- _Task_: Identify the lines that contain the string "this" and report only how many there are.

[begin Records supplied]

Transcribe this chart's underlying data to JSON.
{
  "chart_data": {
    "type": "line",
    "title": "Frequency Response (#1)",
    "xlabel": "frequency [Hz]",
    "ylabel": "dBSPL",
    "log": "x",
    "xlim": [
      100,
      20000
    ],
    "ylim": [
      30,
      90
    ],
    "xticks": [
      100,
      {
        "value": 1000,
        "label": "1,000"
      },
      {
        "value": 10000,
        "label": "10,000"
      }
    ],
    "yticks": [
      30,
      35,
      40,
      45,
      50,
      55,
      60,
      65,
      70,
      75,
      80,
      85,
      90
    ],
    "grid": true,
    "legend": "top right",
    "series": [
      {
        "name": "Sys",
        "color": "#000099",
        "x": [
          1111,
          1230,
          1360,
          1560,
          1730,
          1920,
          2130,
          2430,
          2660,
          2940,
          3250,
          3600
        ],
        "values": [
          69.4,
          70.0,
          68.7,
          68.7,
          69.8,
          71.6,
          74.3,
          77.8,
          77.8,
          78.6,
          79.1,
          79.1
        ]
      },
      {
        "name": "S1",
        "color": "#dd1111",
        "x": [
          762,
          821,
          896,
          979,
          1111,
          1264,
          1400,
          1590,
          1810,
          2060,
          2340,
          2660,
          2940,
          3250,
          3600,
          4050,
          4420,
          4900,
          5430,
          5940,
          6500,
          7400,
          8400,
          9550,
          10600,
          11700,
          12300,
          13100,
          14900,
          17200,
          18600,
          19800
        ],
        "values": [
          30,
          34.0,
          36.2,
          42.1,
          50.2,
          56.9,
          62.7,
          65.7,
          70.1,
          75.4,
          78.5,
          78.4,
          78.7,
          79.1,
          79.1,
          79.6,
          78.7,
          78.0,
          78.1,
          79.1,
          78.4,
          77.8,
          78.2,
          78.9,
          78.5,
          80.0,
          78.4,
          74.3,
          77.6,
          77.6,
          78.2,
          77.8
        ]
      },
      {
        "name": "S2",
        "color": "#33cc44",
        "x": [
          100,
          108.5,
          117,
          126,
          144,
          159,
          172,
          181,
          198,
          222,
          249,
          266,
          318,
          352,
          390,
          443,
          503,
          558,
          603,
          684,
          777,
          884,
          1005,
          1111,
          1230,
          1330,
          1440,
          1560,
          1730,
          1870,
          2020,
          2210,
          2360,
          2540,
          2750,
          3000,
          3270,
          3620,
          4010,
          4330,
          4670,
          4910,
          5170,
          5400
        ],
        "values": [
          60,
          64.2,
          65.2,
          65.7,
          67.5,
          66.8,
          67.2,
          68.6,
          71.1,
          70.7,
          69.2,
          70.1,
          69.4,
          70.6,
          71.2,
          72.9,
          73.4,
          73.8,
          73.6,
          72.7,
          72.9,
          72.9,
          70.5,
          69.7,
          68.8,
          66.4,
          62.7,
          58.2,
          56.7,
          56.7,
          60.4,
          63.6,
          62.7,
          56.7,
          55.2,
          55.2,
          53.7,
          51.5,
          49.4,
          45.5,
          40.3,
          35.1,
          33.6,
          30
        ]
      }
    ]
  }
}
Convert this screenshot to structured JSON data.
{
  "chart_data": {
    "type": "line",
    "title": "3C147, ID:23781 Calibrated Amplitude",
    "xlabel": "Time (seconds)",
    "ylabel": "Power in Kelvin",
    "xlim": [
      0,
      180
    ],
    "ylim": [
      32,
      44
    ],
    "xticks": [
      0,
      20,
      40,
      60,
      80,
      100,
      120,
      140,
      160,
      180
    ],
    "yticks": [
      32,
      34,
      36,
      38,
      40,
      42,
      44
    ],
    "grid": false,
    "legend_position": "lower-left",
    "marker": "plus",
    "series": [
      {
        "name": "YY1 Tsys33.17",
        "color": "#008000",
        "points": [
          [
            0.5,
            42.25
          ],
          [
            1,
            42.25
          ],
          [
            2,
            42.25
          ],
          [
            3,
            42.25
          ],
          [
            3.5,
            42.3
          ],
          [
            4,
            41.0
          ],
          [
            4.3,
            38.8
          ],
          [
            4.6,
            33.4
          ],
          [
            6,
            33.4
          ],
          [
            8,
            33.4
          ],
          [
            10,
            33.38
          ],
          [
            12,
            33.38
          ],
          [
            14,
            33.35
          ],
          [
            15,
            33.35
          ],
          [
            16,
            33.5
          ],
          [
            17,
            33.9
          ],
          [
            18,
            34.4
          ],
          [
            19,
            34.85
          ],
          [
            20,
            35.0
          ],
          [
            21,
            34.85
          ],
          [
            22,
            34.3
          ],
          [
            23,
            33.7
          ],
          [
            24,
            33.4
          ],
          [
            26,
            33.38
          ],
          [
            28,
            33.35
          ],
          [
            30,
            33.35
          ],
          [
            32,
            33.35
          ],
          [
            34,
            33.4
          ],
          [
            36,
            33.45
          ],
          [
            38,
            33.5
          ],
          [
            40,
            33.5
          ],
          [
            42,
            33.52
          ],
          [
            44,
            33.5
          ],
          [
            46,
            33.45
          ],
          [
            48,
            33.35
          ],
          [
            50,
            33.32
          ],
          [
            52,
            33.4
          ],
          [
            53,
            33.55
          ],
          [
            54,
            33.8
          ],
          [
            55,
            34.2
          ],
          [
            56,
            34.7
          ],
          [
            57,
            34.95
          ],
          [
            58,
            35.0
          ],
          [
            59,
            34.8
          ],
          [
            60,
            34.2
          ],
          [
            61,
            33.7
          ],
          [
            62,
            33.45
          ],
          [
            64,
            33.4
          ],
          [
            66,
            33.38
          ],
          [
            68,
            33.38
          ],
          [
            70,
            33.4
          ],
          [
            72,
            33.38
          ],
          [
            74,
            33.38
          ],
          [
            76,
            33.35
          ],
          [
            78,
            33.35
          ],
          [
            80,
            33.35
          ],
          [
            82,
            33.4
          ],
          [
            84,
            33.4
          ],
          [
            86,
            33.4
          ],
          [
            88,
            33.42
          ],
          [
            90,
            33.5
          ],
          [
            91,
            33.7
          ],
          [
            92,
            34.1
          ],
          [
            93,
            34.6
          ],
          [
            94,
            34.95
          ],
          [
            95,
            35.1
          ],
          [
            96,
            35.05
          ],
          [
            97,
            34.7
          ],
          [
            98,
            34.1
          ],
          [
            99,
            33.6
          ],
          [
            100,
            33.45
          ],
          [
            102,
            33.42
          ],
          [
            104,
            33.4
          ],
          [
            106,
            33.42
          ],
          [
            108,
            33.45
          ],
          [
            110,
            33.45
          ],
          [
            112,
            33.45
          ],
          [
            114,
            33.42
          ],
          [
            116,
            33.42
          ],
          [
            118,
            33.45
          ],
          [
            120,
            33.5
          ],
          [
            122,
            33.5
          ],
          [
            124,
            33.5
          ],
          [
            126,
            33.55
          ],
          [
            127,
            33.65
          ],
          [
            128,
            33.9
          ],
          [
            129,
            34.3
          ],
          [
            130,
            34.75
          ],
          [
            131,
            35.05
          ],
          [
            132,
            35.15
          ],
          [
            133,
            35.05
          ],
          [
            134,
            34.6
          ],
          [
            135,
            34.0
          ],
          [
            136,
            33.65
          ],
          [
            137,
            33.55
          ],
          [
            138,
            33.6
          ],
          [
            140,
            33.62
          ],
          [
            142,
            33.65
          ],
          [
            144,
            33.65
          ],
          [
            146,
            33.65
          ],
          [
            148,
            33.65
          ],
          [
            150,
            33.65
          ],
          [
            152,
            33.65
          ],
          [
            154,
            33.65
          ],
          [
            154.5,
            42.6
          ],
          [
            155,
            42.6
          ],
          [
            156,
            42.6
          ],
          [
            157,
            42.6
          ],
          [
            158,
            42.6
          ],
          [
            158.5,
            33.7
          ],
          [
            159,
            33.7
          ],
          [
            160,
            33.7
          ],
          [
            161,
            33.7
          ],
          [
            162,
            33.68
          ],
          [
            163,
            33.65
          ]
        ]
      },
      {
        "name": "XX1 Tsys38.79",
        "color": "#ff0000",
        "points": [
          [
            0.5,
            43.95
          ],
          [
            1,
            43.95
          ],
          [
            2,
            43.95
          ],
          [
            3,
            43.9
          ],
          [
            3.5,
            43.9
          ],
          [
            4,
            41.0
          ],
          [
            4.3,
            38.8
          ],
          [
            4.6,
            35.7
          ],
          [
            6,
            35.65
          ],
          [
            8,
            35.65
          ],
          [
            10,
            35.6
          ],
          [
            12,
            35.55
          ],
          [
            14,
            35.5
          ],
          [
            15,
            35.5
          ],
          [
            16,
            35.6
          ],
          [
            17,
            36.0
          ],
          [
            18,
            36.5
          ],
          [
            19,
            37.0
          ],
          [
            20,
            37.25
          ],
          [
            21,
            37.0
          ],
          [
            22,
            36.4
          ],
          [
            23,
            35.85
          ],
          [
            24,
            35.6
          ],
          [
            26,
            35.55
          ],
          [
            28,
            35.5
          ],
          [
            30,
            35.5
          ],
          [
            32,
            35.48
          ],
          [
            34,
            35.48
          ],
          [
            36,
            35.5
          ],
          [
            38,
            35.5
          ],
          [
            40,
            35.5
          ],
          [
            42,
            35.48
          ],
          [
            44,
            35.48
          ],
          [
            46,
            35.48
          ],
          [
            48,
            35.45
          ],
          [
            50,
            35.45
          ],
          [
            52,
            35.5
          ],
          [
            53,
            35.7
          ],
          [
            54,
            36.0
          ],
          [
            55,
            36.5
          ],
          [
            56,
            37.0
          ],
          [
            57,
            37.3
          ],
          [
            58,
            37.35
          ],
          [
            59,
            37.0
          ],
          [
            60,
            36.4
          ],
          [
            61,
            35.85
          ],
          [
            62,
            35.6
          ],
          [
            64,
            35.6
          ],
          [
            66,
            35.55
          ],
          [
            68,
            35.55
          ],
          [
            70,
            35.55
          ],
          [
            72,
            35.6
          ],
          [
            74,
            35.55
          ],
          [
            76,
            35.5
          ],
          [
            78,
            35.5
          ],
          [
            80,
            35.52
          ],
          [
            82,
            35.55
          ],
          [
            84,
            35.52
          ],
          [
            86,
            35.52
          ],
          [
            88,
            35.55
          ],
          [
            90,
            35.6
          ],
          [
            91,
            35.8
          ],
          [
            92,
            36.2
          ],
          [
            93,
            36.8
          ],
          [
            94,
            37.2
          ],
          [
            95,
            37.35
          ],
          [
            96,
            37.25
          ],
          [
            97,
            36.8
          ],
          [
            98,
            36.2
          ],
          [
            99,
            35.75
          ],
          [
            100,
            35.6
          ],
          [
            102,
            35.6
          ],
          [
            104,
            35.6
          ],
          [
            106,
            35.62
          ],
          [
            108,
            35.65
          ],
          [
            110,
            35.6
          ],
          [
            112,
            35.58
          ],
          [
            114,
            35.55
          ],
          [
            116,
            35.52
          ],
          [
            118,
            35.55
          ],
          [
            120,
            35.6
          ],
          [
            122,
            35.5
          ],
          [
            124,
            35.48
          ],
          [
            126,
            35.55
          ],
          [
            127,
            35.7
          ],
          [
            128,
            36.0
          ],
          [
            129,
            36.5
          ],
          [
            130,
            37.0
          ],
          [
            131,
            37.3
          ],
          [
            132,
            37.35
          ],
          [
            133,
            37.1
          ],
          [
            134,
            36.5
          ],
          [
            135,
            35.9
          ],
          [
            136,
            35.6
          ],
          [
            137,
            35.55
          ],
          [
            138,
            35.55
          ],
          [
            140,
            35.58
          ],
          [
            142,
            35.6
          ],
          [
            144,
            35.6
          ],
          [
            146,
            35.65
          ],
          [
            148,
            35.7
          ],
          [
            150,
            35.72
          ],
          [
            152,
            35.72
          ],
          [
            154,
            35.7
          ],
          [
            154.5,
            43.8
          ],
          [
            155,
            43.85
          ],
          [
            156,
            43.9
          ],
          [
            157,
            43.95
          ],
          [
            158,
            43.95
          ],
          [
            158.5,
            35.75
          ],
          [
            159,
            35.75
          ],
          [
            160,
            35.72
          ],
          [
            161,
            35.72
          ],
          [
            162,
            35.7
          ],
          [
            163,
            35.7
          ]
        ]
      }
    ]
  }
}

[end Records supplied]

- _Exercise solution_: 2